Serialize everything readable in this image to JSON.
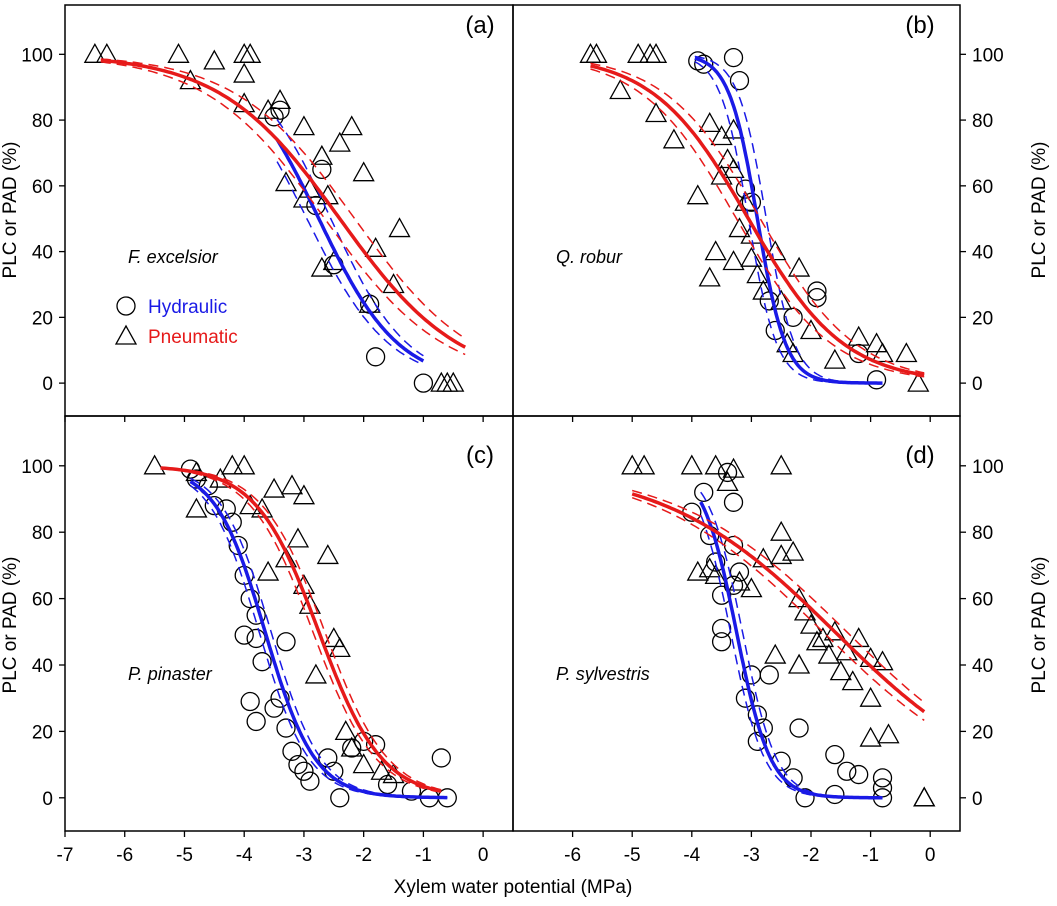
{
  "colors": {
    "hydraulic": "#1a1ae6",
    "pneumatic": "#e61a1a",
    "marker_stroke": "#000000",
    "frame": "#000000"
  },
  "figure": {
    "xlabel": "Xylem water potential (MPa)",
    "ylabel_left": "PLC or PAD (%)",
    "ylabel_right": "PLC or PAD (%)"
  },
  "legend": {
    "hydraulic_label": "Hydraulic",
    "pneumatic_label": "Pneumatic"
  },
  "chart_data": [
    {
      "panel": "(a)",
      "species": "F. excelsior",
      "type": "scatter",
      "xlim": [
        -7,
        0.5
      ],
      "ylim": [
        -10,
        115
      ],
      "xticks": [
        "-7",
        "-6",
        "-5",
        "-4",
        "-3",
        "-2",
        "-1",
        "0"
      ],
      "yticks": [
        "0",
        "20",
        "40",
        "60",
        "80",
        "100"
      ],
      "series": [
        {
          "name": "Hydraulic",
          "marker": "circle",
          "points": [
            [
              -3.5,
              81
            ],
            [
              -3.4,
              83
            ],
            [
              -2.8,
              54
            ],
            [
              -2.5,
              36
            ],
            [
              -2.7,
              65
            ],
            [
              -1.9,
              24
            ],
            [
              -1.8,
              8
            ],
            [
              -1.0,
              0
            ]
          ],
          "fit": {
            "p50": -2.75,
            "slope": 1.5,
            "xrange": [
              -3.45,
              -1.0
            ]
          },
          "ci": {
            "low": {
              "p50": -2.55,
              "slope": 1.55
            },
            "high": {
              "p50": -2.95,
              "slope": 1.45
            }
          }
        },
        {
          "name": "Pneumatic",
          "marker": "triangle",
          "points": [
            [
              -6.5,
              100
            ],
            [
              -6.3,
              100
            ],
            [
              -5.1,
              100
            ],
            [
              -4.5,
              98
            ],
            [
              -4.9,
              92
            ],
            [
              -4.0,
              100
            ],
            [
              -3.9,
              100
            ],
            [
              -4.0,
              94
            ],
            [
              -4.0,
              85
            ],
            [
              -3.6,
              83
            ],
            [
              -3.4,
              86
            ],
            [
              -3.3,
              61
            ],
            [
              -3.0,
              78
            ],
            [
              -3.0,
              56
            ],
            [
              -2.9,
              59
            ],
            [
              -2.7,
              69
            ],
            [
              -2.7,
              35
            ],
            [
              -2.6,
              57
            ],
            [
              -2.5,
              37
            ],
            [
              -2.4,
              73
            ],
            [
              -2.2,
              78
            ],
            [
              -2.0,
              64
            ],
            [
              -1.8,
              41
            ],
            [
              -1.9,
              24
            ],
            [
              -1.5,
              30
            ],
            [
              -1.4,
              47
            ],
            [
              -0.7,
              0
            ],
            [
              -0.6,
              0
            ],
            [
              -0.5,
              0
            ]
          ],
          "fit": {
            "p50": -2.4,
            "slope": 1.0,
            "xrange": [
              -6.4,
              -0.3
            ]
          },
          "ci": {
            "low": {
              "p50": -2.15,
              "slope": 1.0
            },
            "high": {
              "p50": -2.65,
              "slope": 1.0
            }
          }
        }
      ]
    },
    {
      "panel": "(b)",
      "species": "Q. robur",
      "type": "scatter",
      "xlim": [
        -7,
        0.5
      ],
      "ylim": [
        -10,
        115
      ],
      "xticks": [
        "-6",
        "-5",
        "-4",
        "-3",
        "-2",
        "-1",
        "0"
      ],
      "yticks": [
        "0",
        "20",
        "40",
        "60",
        "80",
        "100"
      ],
      "series": [
        {
          "name": "Hydraulic",
          "marker": "circle",
          "points": [
            [
              -3.9,
              98
            ],
            [
              -3.8,
              97
            ],
            [
              -3.3,
              99
            ],
            [
              -3.2,
              92
            ],
            [
              -3.1,
              59
            ],
            [
              -3.0,
              55
            ],
            [
              -2.7,
              25
            ],
            [
              -2.6,
              16
            ],
            [
              -2.3,
              20
            ],
            [
              -1.9,
              28
            ],
            [
              -1.9,
              26
            ],
            [
              -1.2,
              9
            ],
            [
              -0.9,
              1
            ]
          ],
          "fit": {
            "p50": -2.9,
            "slope": 4.2,
            "xrange": [
              -3.95,
              -0.8
            ]
          },
          "ci": {
            "low": {
              "p50": -2.75,
              "slope": 4.2
            },
            "high": {
              "p50": -3.05,
              "slope": 4.2
            }
          }
        },
        {
          "name": "Pneumatic",
          "marker": "triangle",
          "points": [
            [
              -5.7,
              100
            ],
            [
              -5.6,
              100
            ],
            [
              -4.9,
              100
            ],
            [
              -4.7,
              100
            ],
            [
              -4.6,
              100
            ],
            [
              -5.2,
              89
            ],
            [
              -4.6,
              82
            ],
            [
              -4.3,
              74
            ],
            [
              -3.7,
              79
            ],
            [
              -3.5,
              75
            ],
            [
              -3.3,
              77
            ],
            [
              -3.5,
              63
            ],
            [
              -3.4,
              68
            ],
            [
              -3.3,
              65
            ],
            [
              -3.1,
              55
            ],
            [
              -3.2,
              47
            ],
            [
              -3.0,
              45
            ],
            [
              -3.0,
              38
            ],
            [
              -2.9,
              33
            ],
            [
              -2.8,
              28
            ],
            [
              -3.9,
              57
            ],
            [
              -3.6,
              40
            ],
            [
              -3.7,
              32
            ],
            [
              -3.3,
              37
            ],
            [
              -2.6,
              40
            ],
            [
              -2.5,
              25
            ],
            [
              -2.4,
              12
            ],
            [
              -2.3,
              9
            ],
            [
              -2.2,
              35
            ],
            [
              -2.0,
              16
            ],
            [
              -1.6,
              7
            ],
            [
              -1.2,
              14
            ],
            [
              -0.9,
              12
            ],
            [
              -0.8,
              9
            ],
            [
              -0.4,
              9
            ],
            [
              -0.2,
              0
            ]
          ],
          "fit": {
            "p50": -3.05,
            "slope": 1.25,
            "xrange": [
              -5.7,
              -0.1
            ]
          },
          "ci": {
            "low": {
              "p50": -2.85,
              "slope": 1.25
            },
            "high": {
              "p50": -3.25,
              "slope": 1.25
            }
          }
        }
      ]
    },
    {
      "panel": "(c)",
      "species": "P. pinaster",
      "type": "scatter",
      "xlim": [
        -7,
        0.5
      ],
      "ylim": [
        -10,
        115
      ],
      "xticks": [
        "-7",
        "-6",
        "-5",
        "-4",
        "-3",
        "-2",
        "-1",
        "0"
      ],
      "yticks": [
        "0",
        "20",
        "40",
        "60",
        "80",
        "100"
      ],
      "series": [
        {
          "name": "Hydraulic",
          "marker": "circle",
          "points": [
            [
              -4.9,
              99
            ],
            [
              -4.8,
              96
            ],
            [
              -4.6,
              94
            ],
            [
              -4.5,
              88
            ],
            [
              -4.3,
              87
            ],
            [
              -4.2,
              83
            ],
            [
              -4.1,
              76
            ],
            [
              -4.0,
              67
            ],
            [
              -3.9,
              60
            ],
            [
              -3.8,
              55
            ],
            [
              -3.8,
              48
            ],
            [
              -3.7,
              41
            ],
            [
              -4.0,
              49
            ],
            [
              -3.9,
              29
            ],
            [
              -3.8,
              23
            ],
            [
              -3.5,
              27
            ],
            [
              -3.4,
              30
            ],
            [
              -3.3,
              47
            ],
            [
              -3.3,
              21
            ],
            [
              -3.2,
              14
            ],
            [
              -3.1,
              10
            ],
            [
              -3.0,
              8
            ],
            [
              -2.9,
              5
            ],
            [
              -2.6,
              12
            ],
            [
              -2.5,
              8
            ],
            [
              -2.4,
              0
            ],
            [
              -2.2,
              15
            ],
            [
              -2.0,
              17
            ],
            [
              -1.8,
              16
            ],
            [
              -1.6,
              4
            ],
            [
              -1.2,
              2
            ],
            [
              -0.9,
              0
            ],
            [
              -0.7,
              12
            ],
            [
              -0.6,
              0
            ]
          ],
          "fit": {
            "p50": -3.65,
            "slope": 2.4,
            "xrange": [
              -4.9,
              -0.6
            ]
          },
          "ci": {
            "low": {
              "p50": -3.55,
              "slope": 2.4
            },
            "high": {
              "p50": -3.75,
              "slope": 2.4
            }
          }
        },
        {
          "name": "Pneumatic",
          "marker": "triangle",
          "points": [
            [
              -5.5,
              100
            ],
            [
              -4.8,
              98
            ],
            [
              -4.4,
              96
            ],
            [
              -4.2,
              100
            ],
            [
              -4.0,
              100
            ],
            [
              -3.9,
              88
            ],
            [
              -3.7,
              87
            ],
            [
              -3.5,
              93
            ],
            [
              -3.2,
              94
            ],
            [
              -3.0,
              91
            ],
            [
              -3.3,
              72
            ],
            [
              -3.1,
              78
            ],
            [
              -2.9,
              58
            ],
            [
              -2.6,
              73
            ],
            [
              -2.8,
              37
            ],
            [
              -2.5,
              48
            ],
            [
              -2.4,
              45
            ],
            [
              -2.3,
              20
            ],
            [
              -2.2,
              15
            ],
            [
              -2.0,
              10
            ],
            [
              -1.7,
              8
            ],
            [
              -1.5,
              7
            ],
            [
              -4.8,
              87
            ],
            [
              -3.6,
              68
            ],
            [
              -3.0,
              64
            ]
          ],
          "fit": {
            "p50": -2.75,
            "slope": 1.9,
            "xrange": [
              -5.4,
              -0.7
            ]
          },
          "ci": {
            "low": {
              "p50": -2.65,
              "slope": 1.9
            },
            "high": {
              "p50": -2.85,
              "slope": 1.9
            }
          }
        }
      ]
    },
    {
      "panel": "(d)",
      "species": "P. sylvestris",
      "type": "scatter",
      "xlim": [
        -7,
        0.5
      ],
      "ylim": [
        -10,
        115
      ],
      "xticks": [
        "-6",
        "-5",
        "-4",
        "-3",
        "-2",
        "-1",
        "0"
      ],
      "yticks": [
        "0",
        "20",
        "40",
        "60",
        "80",
        "100"
      ],
      "series": [
        {
          "name": "Hydraulic",
          "marker": "circle",
          "points": [
            [
              -4.0,
              86
            ],
            [
              -3.8,
              92
            ],
            [
              -3.7,
              79
            ],
            [
              -3.6,
              71
            ],
            [
              -3.4,
              98
            ],
            [
              -3.3,
              89
            ],
            [
              -3.3,
              76
            ],
            [
              -3.2,
              68
            ],
            [
              -3.3,
              64
            ],
            [
              -3.5,
              61
            ],
            [
              -3.5,
              51
            ],
            [
              -3.5,
              47
            ],
            [
              -3.0,
              37
            ],
            [
              -3.1,
              30
            ],
            [
              -2.9,
              25
            ],
            [
              -2.8,
              21
            ],
            [
              -2.9,
              17
            ],
            [
              -2.7,
              37
            ],
            [
              -2.5,
              11
            ],
            [
              -2.3,
              6
            ],
            [
              -2.2,
              21
            ],
            [
              -2.1,
              0
            ],
            [
              -1.6,
              13
            ],
            [
              -1.6,
              1
            ],
            [
              -1.4,
              8
            ],
            [
              -1.2,
              7
            ],
            [
              -0.8,
              6
            ],
            [
              -0.8,
              3
            ],
            [
              -0.8,
              0
            ]
          ],
          "fit": {
            "p50": -3.25,
            "slope": 3.5,
            "xrange": [
              -3.85,
              -0.8
            ]
          },
          "ci": {
            "low": {
              "p50": -3.15,
              "slope": 3.5
            },
            "high": {
              "p50": -3.35,
              "slope": 3.5
            }
          }
        },
        {
          "name": "Pneumatic",
          "marker": "triangle",
          "points": [
            [
              -5.0,
              100
            ],
            [
              -4.8,
              100
            ],
            [
              -4.0,
              100
            ],
            [
              -3.6,
              100
            ],
            [
              -3.4,
              95
            ],
            [
              -3.3,
              99
            ],
            [
              -2.5,
              100
            ],
            [
              -3.9,
              68
            ],
            [
              -3.7,
              69
            ],
            [
              -3.6,
              67
            ],
            [
              -3.2,
              65
            ],
            [
              -3.0,
              63
            ],
            [
              -2.8,
              72
            ],
            [
              -2.5,
              80
            ],
            [
              -2.5,
              73
            ],
            [
              -2.3,
              74
            ],
            [
              -2.2,
              60
            ],
            [
              -2.1,
              56
            ],
            [
              -2.0,
              52
            ],
            [
              -1.9,
              47
            ],
            [
              -1.8,
              48
            ],
            [
              -1.7,
              43
            ],
            [
              -1.6,
              50
            ],
            [
              -1.4,
              44
            ],
            [
              -1.2,
              48
            ],
            [
              -1.0,
              42
            ],
            [
              -0.8,
              41
            ],
            [
              -2.6,
              43
            ],
            [
              -2.2,
              40
            ],
            [
              -1.5,
              38
            ],
            [
              -1.3,
              35
            ],
            [
              -1.0,
              30
            ],
            [
              -1.0,
              18
            ],
            [
              -0.7,
              19
            ],
            [
              -0.1,
              0
            ],
            [
              -0.1,
              0
            ]
          ],
          "fit": {
            "p50": -1.6,
            "slope": 0.7,
            "xrange": [
              -5.0,
              -0.1
            ]
          },
          "ci": {
            "low": {
              "p50": -1.4,
              "slope": 0.7
            },
            "high": {
              "p50": -1.8,
              "slope": 0.7
            }
          }
        }
      ]
    }
  ]
}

--------

#### [Set task]
Return from the data every line that holds "species".

#### [Finished task]
      "species": "F. excelsior",
      "species": "Q. robur",
      "species": "P. pinaster",
      "species": "P. sylvestris",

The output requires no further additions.